• **REQUIREMENT**
Work through the data below and give the number of lines holding "connected", nothing more.

• **RECORDED DATA**

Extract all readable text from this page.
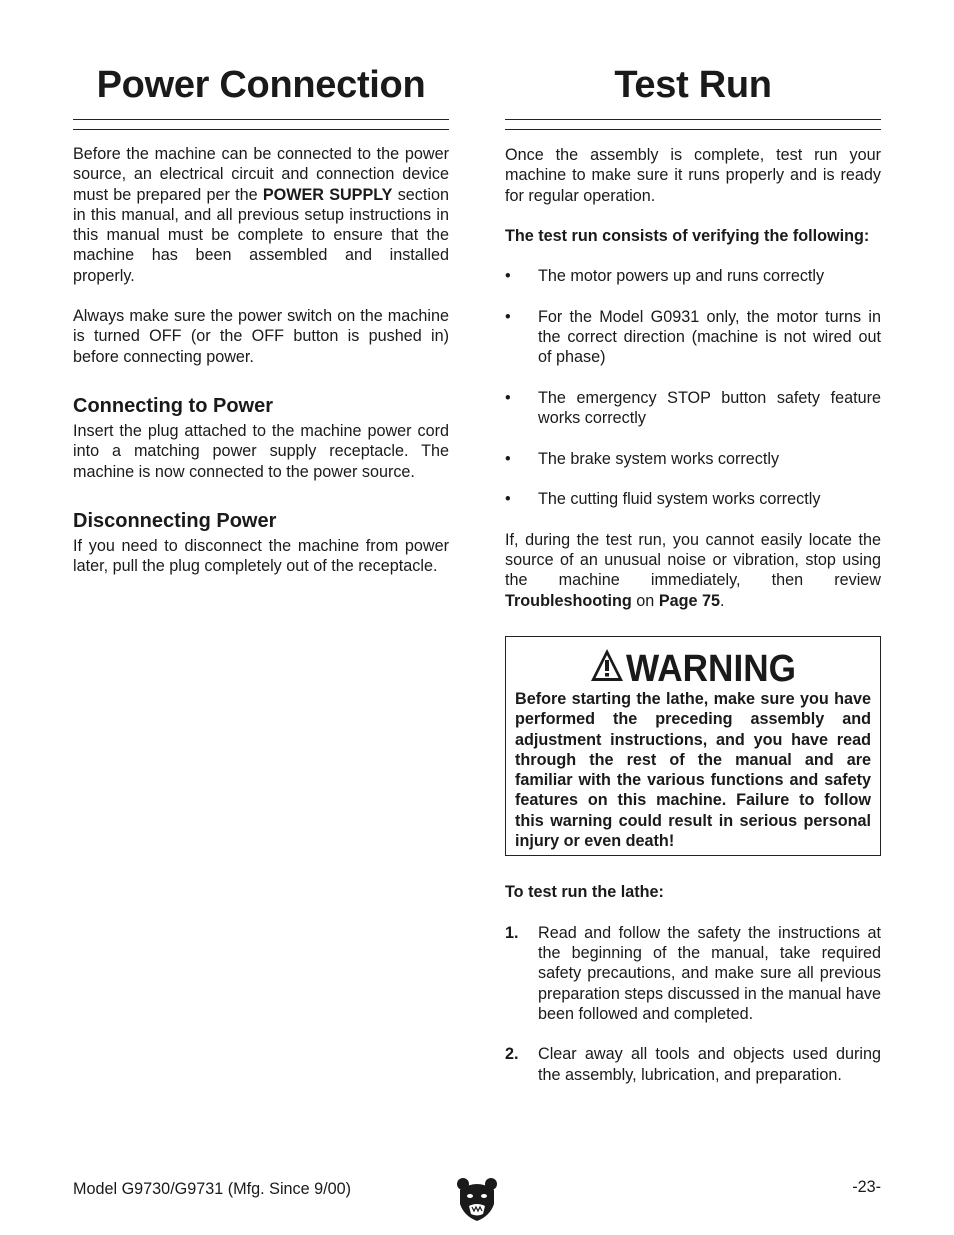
Power Connection

Before the machine can be connected to the power source, an electrical circuit and connection device must be prepared per the POWER SUPPLY section in this manual, and all previous setup instructions in this manual must be complete to ensure that the machine has been assembled and installed properly.

Always make sure the power switch on the machine is turned OFF (or the OFF button is pushed in) before connecting power.

Connecting to Power

Insert the plug attached to the machine power cord into a matching power supply receptacle. The machine is now connected to the power source.

Disconnecting Power

If you need to disconnect the machine from power later, pull the plug completely out of the receptacle.

Test Run

Once the assembly is complete, test run your machine to make sure it runs properly and is ready for regular operation.

The test run consists of verifying the following:

• The motor powers up and runs correctly
• For the Model G0931 only, the motor turns in the correct direction (machine is not wired out of phase)
• The emergency STOP button safety feature works correctly
• The brake system works correctly
• The cutting fluid system works correctly

If, during the test run, you cannot easily locate the source of an unusual noise or vibration, stop using the machine immediately, then review Troubleshooting on Page 75.

WARNING

Before starting the lathe, make sure you have performed the preceding assembly and adjustment instructions, and you have read through the rest of the manual and are familiar with the various functions and safety features on this machine. Failure to follow this warning could result in serious personal injury or even death!

To test run the lathe:

1. Read and follow the safety the instructions at the beginning of the manual, take required safety precautions, and make sure all previous preparation steps discussed in the manual have been followed and completed.
2. Clear away all tools and objects used during the assembly, lubrication, and preparation.
Model G9730/G9731 (Mfg. Since 9/00)	-23-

• **OUTPUT OF THE TASK**
2